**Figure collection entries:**

========

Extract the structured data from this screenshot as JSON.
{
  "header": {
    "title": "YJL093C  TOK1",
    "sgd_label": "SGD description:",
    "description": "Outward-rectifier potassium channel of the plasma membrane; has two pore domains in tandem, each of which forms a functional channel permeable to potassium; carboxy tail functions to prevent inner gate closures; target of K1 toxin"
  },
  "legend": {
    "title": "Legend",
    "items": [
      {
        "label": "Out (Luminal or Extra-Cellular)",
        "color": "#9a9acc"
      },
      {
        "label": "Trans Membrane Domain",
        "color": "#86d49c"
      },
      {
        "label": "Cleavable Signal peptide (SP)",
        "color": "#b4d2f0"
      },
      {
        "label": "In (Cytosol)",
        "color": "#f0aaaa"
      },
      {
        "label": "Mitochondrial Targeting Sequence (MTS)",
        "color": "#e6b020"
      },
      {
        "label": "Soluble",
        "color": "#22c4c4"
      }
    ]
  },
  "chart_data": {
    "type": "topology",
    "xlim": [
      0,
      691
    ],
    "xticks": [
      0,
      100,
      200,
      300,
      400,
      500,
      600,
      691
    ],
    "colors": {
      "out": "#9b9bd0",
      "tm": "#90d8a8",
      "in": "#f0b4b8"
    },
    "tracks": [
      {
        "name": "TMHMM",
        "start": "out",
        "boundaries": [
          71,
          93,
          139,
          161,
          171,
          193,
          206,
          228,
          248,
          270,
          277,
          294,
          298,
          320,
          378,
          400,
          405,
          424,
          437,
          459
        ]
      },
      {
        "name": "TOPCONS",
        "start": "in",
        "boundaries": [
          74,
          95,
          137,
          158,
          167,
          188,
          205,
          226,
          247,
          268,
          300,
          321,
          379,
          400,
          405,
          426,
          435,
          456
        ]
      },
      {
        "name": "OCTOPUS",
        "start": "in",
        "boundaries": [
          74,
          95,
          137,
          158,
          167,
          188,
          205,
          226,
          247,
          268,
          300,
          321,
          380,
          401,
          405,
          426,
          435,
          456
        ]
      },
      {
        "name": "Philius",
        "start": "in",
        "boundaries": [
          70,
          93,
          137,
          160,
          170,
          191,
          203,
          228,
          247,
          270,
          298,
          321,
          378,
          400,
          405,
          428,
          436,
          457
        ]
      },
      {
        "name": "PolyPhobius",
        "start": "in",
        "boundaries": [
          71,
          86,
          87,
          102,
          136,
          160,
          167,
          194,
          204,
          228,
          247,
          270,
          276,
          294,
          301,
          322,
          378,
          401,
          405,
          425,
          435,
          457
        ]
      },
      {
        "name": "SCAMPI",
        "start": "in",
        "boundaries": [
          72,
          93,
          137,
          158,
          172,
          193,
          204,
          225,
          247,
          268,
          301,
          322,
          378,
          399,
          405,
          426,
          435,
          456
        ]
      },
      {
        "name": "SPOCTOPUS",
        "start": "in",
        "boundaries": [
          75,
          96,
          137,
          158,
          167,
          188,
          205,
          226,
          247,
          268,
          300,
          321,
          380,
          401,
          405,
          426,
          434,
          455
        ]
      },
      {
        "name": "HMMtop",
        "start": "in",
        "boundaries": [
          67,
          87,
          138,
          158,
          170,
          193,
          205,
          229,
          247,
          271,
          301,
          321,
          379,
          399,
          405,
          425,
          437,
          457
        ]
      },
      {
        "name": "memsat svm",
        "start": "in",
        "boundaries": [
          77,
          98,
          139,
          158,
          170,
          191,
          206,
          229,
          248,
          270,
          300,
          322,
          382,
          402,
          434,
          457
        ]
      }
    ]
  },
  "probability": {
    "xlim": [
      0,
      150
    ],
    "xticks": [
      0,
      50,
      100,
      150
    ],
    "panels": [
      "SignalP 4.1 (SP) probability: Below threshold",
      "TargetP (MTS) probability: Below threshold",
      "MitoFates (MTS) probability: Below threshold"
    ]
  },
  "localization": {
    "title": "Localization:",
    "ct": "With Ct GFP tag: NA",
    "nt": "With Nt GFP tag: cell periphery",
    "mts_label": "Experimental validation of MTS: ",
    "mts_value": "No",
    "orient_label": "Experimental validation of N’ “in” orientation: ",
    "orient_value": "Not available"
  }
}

========

**WHAT THE TASK ASKS:** Pull every line containing "validation" out of the records.

**SOLUTION:**
    "mts_label": "Experimental validation of MTS: ",
    "orient_label": "Experimental validation of N’ “in” orientation: ",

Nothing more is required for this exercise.